**GIVEN PROBLEM:** Each record below should be repeated precisely as written.

Rows from a figure dataset

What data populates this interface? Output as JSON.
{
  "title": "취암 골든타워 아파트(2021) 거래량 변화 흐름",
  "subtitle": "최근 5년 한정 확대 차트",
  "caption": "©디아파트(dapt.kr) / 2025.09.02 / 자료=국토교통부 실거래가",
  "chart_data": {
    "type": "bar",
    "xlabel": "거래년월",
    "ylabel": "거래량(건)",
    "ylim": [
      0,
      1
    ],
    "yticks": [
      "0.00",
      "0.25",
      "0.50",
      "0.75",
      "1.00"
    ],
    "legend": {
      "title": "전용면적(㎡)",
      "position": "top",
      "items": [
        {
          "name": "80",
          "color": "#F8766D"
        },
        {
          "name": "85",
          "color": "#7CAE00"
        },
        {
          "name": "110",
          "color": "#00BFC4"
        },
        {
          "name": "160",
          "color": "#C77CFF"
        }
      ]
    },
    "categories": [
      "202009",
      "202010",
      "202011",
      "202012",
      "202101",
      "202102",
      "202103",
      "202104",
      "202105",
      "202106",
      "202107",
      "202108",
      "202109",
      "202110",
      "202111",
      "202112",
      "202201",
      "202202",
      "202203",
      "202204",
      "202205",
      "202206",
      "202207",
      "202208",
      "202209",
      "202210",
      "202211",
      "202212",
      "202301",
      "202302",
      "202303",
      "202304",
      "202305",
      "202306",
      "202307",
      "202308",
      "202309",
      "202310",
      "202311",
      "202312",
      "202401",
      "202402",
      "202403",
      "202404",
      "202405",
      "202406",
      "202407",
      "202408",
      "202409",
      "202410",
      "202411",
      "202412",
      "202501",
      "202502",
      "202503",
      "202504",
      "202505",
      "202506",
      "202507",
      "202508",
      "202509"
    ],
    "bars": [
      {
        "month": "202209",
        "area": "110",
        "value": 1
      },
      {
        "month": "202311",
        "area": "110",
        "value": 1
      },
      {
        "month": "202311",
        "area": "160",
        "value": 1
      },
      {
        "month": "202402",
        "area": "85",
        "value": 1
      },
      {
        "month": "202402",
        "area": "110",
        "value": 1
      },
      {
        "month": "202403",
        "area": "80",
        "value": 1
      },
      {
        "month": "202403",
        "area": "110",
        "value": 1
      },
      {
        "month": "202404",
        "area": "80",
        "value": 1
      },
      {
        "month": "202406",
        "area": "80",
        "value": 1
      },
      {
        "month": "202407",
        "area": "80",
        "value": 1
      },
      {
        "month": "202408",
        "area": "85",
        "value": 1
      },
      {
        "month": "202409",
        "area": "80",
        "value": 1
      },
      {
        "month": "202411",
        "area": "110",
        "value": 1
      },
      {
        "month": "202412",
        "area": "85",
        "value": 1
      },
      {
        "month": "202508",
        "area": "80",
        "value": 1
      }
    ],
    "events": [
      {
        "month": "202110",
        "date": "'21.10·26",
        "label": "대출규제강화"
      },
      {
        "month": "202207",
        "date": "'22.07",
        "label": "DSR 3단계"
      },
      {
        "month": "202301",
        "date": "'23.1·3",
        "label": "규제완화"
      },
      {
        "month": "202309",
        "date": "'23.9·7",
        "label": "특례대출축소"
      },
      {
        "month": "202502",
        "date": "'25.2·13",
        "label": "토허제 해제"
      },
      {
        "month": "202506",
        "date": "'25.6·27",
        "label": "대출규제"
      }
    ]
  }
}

**THE ANSWER:**
What data populates this interface? Output as JSON.
{
  "title": "취암 골든타워 아파트(2021) 거래량 변화 흐름",
  "subtitle": "최근 5년 한정 확대 차트",
  "caption": "©디아파트(dapt.kr) / 2025.09.02 / 자료=국토교통부 실거래가",
  "chart_data": {
    "type": "bar",
    "xlabel": "거래년월",
    "ylabel": "거래량(건)",
    "ylim": [
      0,
      1
    ],
    "yticks": [
      "0.00",
      "0.25",
      "0.50",
      "0.75",
      "1.00"
    ],
    "legend": {
      "title": "전용면적(㎡)",
      "position": "top",
      "items": [
        {
          "name": "80",
          "color": "#F8766D"
        },
        {
          "name": "85",
          "color": "#7CAE00"
        },
        {
          "name": "110",
          "color": "#00BFC4"
        },
        {
          "name": "160",
          "color": "#C77CFF"
        }
      ]
    },
    "categories": [
      "202009",
      "202010",
      "202011",
      "202012",
      "202101",
      "202102",
      "202103",
      "202104",
      "202105",
      "202106",
      "202107",
      "202108",
      "202109",
      "202110",
      "202111",
      "202112",
      "202201",
      "202202",
      "202203",
      "202204",
      "202205",
      "202206",
      "202207",
      "202208",
      "202209",
      "202210",
      "202211",
      "202212",
      "202301",
      "202302",
      "202303",
      "202304",
      "202305",
      "202306",
      "202307",
      "202308",
      "202309",
      "202310",
      "202311",
      "202312",
      "202401",
      "202402",
      "202403",
      "202404",
      "202405",
      "202406",
      "202407",
      "202408",
      "202409",
      "202410",
      "202411",
      "202412",
      "202501",
      "202502",
      "202503",
      "202504",
      "202505",
      "202506",
      "202507",
      "202508",
      "202509"
    ],
    "bars": [
      {
        "month": "202209",
        "area": "110",
        "value": 1
      },
      {
        "month": "202311",
        "area": "110",
        "value": 1
      },
      {
        "month": "202311",
        "area": "160",
        "value": 1
      },
      {
        "month": "202402",
        "area": "85",
        "value": 1
      },
      {
        "month": "202402",
        "area": "110",
        "value": 1
      },
      {
        "month": "202403",
        "area": "80",
        "value": 1
      },
      {
        "month": "202403",
        "area": "110",
        "value": 1
      },
      {
        "month": "202404",
        "area": "80",
        "value": 1
      },
      {
        "month": "202406",
        "area": "80",
        "value": 1
      },
      {
        "month": "202407",
        "area": "80",
        "value": 1
      },
      {
        "month": "202408",
        "area": "85",
        "value": 1
      },
      {
        "month": "202409",
        "area": "80",
        "value": 1
      },
      {
        "month": "202411",
        "area": "110",
        "value": 1
      },
      {
        "month": "202412",
        "area": "85",
        "value": 1
      },
      {
        "month": "202508",
        "area": "80",
        "value": 1
      }
    ],
    "events": [
      {
        "month": "202110",
        "date": "'21.10·26",
        "label": "대출규제강화"
      },
      {
        "month": "202207",
        "date": "'22.07",
        "label": "DSR 3단계"
      },
      {
        "month": "202301",
        "date": "'23.1·3",
        "label": "규제완화"
      },
      {
        "month": "202309",
        "date": "'23.9·7",
        "label": "특례대출축소"
      },
      {
        "month": "202502",
        "date": "'25.2·13",
        "label": "토허제 해제"
      },
      {
        "month": "202506",
        "date": "'25.6·27",
        "label": "대출규제"
      }
    ]
  }
}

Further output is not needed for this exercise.